§ **Your task**:
Print all records exactly, leaving nothing out.

************

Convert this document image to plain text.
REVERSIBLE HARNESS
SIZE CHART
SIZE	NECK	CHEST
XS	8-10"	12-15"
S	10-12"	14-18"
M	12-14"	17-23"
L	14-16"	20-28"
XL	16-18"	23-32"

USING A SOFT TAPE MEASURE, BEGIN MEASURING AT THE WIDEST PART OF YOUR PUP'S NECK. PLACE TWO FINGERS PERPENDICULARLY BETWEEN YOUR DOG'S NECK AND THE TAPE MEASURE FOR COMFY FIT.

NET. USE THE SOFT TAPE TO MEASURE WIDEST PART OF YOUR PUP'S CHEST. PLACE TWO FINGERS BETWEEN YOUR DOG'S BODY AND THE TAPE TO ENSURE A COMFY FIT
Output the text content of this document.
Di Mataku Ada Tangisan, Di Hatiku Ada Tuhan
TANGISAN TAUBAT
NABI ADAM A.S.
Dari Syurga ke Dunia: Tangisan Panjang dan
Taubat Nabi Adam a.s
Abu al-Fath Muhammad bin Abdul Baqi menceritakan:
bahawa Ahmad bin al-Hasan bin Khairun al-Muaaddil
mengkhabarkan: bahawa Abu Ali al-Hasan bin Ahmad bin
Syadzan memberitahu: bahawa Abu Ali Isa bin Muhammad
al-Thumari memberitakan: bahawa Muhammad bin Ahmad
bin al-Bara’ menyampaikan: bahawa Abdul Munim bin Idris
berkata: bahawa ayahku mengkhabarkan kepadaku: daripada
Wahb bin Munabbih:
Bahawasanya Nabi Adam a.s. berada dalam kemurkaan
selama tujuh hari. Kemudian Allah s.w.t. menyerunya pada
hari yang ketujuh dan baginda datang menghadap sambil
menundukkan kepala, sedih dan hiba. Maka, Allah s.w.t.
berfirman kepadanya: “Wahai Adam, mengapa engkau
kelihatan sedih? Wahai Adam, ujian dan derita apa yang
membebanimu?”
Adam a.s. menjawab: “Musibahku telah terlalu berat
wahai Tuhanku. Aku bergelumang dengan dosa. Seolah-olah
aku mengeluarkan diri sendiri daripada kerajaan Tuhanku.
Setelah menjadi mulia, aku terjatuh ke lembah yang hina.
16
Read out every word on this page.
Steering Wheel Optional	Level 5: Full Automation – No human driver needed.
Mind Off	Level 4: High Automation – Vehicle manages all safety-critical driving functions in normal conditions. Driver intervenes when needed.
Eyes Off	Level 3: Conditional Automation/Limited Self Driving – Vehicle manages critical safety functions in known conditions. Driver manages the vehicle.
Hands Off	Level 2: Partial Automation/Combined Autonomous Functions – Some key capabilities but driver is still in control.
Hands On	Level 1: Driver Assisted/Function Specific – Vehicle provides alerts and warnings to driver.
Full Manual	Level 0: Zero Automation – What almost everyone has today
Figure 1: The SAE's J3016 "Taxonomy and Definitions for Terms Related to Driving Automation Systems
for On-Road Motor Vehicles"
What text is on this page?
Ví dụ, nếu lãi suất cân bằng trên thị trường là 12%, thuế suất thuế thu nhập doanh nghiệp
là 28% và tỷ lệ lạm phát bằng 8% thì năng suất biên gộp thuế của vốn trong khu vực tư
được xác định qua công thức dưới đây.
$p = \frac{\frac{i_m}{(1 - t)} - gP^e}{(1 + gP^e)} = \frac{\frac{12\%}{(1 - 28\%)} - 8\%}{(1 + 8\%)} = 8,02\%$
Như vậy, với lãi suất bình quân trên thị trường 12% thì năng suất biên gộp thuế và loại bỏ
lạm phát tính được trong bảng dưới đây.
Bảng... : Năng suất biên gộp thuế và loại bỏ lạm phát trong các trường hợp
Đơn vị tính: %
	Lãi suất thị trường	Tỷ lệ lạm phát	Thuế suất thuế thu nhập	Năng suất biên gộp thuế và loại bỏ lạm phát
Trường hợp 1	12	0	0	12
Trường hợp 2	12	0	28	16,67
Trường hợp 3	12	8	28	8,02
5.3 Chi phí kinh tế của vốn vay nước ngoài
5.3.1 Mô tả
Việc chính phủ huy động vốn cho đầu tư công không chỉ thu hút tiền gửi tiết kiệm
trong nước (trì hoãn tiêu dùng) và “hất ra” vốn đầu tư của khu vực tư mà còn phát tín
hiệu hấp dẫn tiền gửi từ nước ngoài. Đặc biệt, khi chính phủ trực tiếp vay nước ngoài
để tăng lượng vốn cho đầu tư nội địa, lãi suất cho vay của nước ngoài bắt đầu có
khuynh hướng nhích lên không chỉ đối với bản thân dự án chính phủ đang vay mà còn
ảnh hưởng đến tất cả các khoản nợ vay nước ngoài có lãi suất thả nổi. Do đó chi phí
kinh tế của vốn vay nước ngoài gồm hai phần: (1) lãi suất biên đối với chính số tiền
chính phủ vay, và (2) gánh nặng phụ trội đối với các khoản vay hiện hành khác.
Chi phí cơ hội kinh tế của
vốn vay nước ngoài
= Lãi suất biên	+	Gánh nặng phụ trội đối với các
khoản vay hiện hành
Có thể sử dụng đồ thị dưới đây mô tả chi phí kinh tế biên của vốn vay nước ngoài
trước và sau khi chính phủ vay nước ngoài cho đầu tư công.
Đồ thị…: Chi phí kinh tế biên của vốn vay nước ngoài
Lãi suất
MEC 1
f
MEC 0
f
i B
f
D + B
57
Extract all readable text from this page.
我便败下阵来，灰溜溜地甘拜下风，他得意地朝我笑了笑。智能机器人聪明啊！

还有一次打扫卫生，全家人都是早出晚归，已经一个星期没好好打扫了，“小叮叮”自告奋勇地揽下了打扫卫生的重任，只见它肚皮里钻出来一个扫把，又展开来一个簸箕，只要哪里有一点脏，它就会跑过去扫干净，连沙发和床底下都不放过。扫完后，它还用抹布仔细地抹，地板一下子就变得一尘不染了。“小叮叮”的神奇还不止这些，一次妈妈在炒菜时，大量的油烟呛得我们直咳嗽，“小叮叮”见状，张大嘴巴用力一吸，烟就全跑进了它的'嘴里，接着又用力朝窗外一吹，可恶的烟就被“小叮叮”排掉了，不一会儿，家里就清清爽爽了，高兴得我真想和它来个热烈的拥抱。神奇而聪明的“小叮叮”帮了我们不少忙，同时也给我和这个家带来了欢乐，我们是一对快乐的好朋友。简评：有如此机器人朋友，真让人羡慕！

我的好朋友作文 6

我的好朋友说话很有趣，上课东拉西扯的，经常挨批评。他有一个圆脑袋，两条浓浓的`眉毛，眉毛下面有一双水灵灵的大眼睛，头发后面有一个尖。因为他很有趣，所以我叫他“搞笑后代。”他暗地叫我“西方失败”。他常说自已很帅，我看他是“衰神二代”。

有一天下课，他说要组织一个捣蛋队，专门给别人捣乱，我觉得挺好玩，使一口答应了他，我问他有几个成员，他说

************

§ **Task response**:
Convert this document image to plain text.
REVERSIBLE HARNESS
SIZE CHART
SIZE	NECK	CHEST
XS	8-10"	12-15"
S	10-12"	14-18"
M	12-14"	17-23"
L	14-16"	20-28"
XL	16-18"	23-32"

USING A SOFT TAPE MEASURE, BEGIN MEASURING AT THE WIDEST PART OF YOUR PUP'S NECK. PLACE TWO FINGERS PERPENDICULARLY BETWEEN YOUR DOG'S NECK AND THE TAPE MEASURE FOR COMFY FIT.

NET. USE THE SOFT TAPE TO MEASURE WIDEST PART OF YOUR PUP'S CHEST. PLACE TWO FINGERS BETWEEN YOUR DOG'S BODY AND THE TAPE TO ENSURE A COMFY FIT
Output the text content of this document.
Di Mataku Ada Tangisan, Di Hatiku Ada Tuhan
TANGISAN TAUBAT
NABI ADAM A.S.
Dari Syurga ke Dunia: Tangisan Panjang dan
Taubat Nabi Adam a.s
Abu al-Fath Muhammad bin Abdul Baqi menceritakan:
bahawa Ahmad bin al-Hasan bin Khairun al-Muaaddil
mengkhabarkan: bahawa Abu Ali al-Hasan bin Ahmad bin
Syadzan memberitahu: bahawa Abu Ali Isa bin Muhammad
al-Thumari memberitakan: bahawa Muhammad bin Ahmad
bin al-Bara’ menyampaikan: bahawa Abdul Munim bin Idris
berkata: bahawa ayahku mengkhabarkan kepadaku: daripada
Wahb bin Munabbih:
Bahawasanya Nabi Adam a.s. berada dalam kemurkaan
selama tujuh hari. Kemudian Allah s.w.t. menyerunya pada
hari yang ketujuh dan baginda datang menghadap sambil
menundukkan kepala, sedih dan hiba. Maka, Allah s.w.t.
berfirman kepadanya: “Wahai Adam, mengapa engkau
kelihatan sedih? Wahai Adam, ujian dan derita apa yang
membebanimu?”
Adam a.s. menjawab: “Musibahku telah terlalu berat
wahai Tuhanku. Aku bergelumang dengan dosa. Seolah-olah
aku mengeluarkan diri sendiri daripada kerajaan Tuhanku.
Setelah menjadi mulia, aku terjatuh ke lembah yang hina.
16
Read out every word on this page.
Steering Wheel Optional	Level 5: Full Automation – No human driver needed.
Mind Off	Level 4: High Automation – Vehicle manages all safety-critical driving functions in normal conditions. Driver intervenes when needed.
Eyes Off	Level 3: Conditional Automation/Limited Self Driving – Vehicle manages critical safety functions in known conditions. Driver manages the vehicle.
Hands Off	Level 2: Partial Automation/Combined Autonomous Functions – Some key capabilities but driver is still in control.
Hands On	Level 1: Driver Assisted/Function Specific – Vehicle provides alerts and warnings to driver.
Full Manual	Level 0: Zero Automation – What almost everyone has today
Figure 1: The SAE's J3016 "Taxonomy and Definitions for Terms Related to Driving Automation Systems
for On-Road Motor Vehicles"
What text is on this page?
Ví dụ, nếu lãi suất cân bằng trên thị trường là 12%, thuế suất thuế thu nhập doanh nghiệp
là 28% và tỷ lệ lạm phát bằng 8% thì năng suất biên gộp thuế của vốn trong khu vực tư
được xác định qua công thức dưới đây.
$p = \frac{\frac{i_m}{(1 - t)} - gP^e}{(1 + gP^e)} = \frac{\frac{12\%}{(1 - 28\%)} - 8\%}{(1 + 8\%)} = 8,02\%$
Như vậy, với lãi suất bình quân trên thị trường 12% thì năng suất biên gộp thuế và loại bỏ
lạm phát tính được trong bảng dưới đây.
Bảng... : Năng suất biên gộp thuế và loại bỏ lạm phát trong các trường hợp
Đơn vị tính: %
	Lãi suất thị trường	Tỷ lệ lạm phát	Thuế suất thuế thu nhập	Năng suất biên gộp thuế và loại bỏ lạm phát
Trường hợp 1	12	0	0	12
Trường hợp 2	12	0	28	16,67
Trường hợp 3	12	8	28	8,02
5.3 Chi phí kinh tế của vốn vay nước ngoài
5.3.1 Mô tả
Việc chính phủ huy động vốn cho đầu tư công không chỉ thu hút tiền gửi tiết kiệm
trong nước (trì hoãn tiêu dùng) và “hất ra” vốn đầu tư của khu vực tư mà còn phát tín
hiệu hấp dẫn tiền gửi từ nước ngoài. Đặc biệt, khi chính phủ trực tiếp vay nước ngoài
để tăng lượng vốn cho đầu tư nội địa, lãi suất cho vay của nước ngoài bắt đầu có
khuynh hướng nhích lên không chỉ đối với bản thân dự án chính phủ đang vay mà còn
ảnh hưởng đến tất cả các khoản nợ vay nước ngoài có lãi suất thả nổi. Do đó chi phí
kinh tế của vốn vay nước ngoài gồm hai phần: (1) lãi suất biên đối với chính số tiền
chính phủ vay, và (2) gánh nặng phụ trội đối với các khoản vay hiện hành khác.
Chi phí cơ hội kinh tế của
vốn vay nước ngoài
= Lãi suất biên	+	Gánh nặng phụ trội đối với các
khoản vay hiện hành
Có thể sử dụng đồ thị dưới đây mô tả chi phí kinh tế biên của vốn vay nước ngoài
trước và sau khi chính phủ vay nước ngoài cho đầu tư công.
Đồ thị…: Chi phí kinh tế biên của vốn vay nước ngoài
Lãi suất
MEC 1
f
MEC 0
f
i B
f
D + B
57
Extract all readable text from this page.
我便败下阵来，灰溜溜地甘拜下风，他得意地朝我笑了笑。智能机器人聪明啊！

还有一次打扫卫生，全家人都是早出晚归，已经一个星期没好好打扫了，“小叮叮”自告奋勇地揽下了打扫卫生的重任，只见它肚皮里钻出来一个扫把，又展开来一个簸箕，只要哪里有一点脏，它就会跑过去扫干净，连沙发和床底下都不放过。扫完后，它还用抹布仔细地抹，地板一下子就变得一尘不染了。“小叮叮”的神奇还不止这些，一次妈妈在炒菜时，大量的油烟呛得我们直咳嗽，“小叮叮”见状，张大嘴巴用力一吸，烟就全跑进了它的'嘴里，接着又用力朝窗外一吹，可恶的烟就被“小叮叮”排掉了，不一会儿，家里就清清爽爽了，高兴得我真想和它来个热烈的拥抱。神奇而聪明的“小叮叮”帮了我们不少忙，同时也给我和这个家带来了欢乐，我们是一对快乐的好朋友。简评：有如此机器人朋友，真让人羡慕！

我的好朋友作文 6

我的好朋友说话很有趣，上课东拉西扯的，经常挨批评。他有一个圆脑袋，两条浓浓的`眉毛，眉毛下面有一双水灵灵的大眼睛，头发后面有一个尖。因为他很有趣，所以我叫他“搞笑后代。”他暗地叫我“西方失败”。他常说自已很帅，我看他是“衰神二代”。

有一天下课，他说要组织一个捣蛋队，专门给别人捣乱，我觉得挺好玩，使一口答应了他，我问他有几个成员，他说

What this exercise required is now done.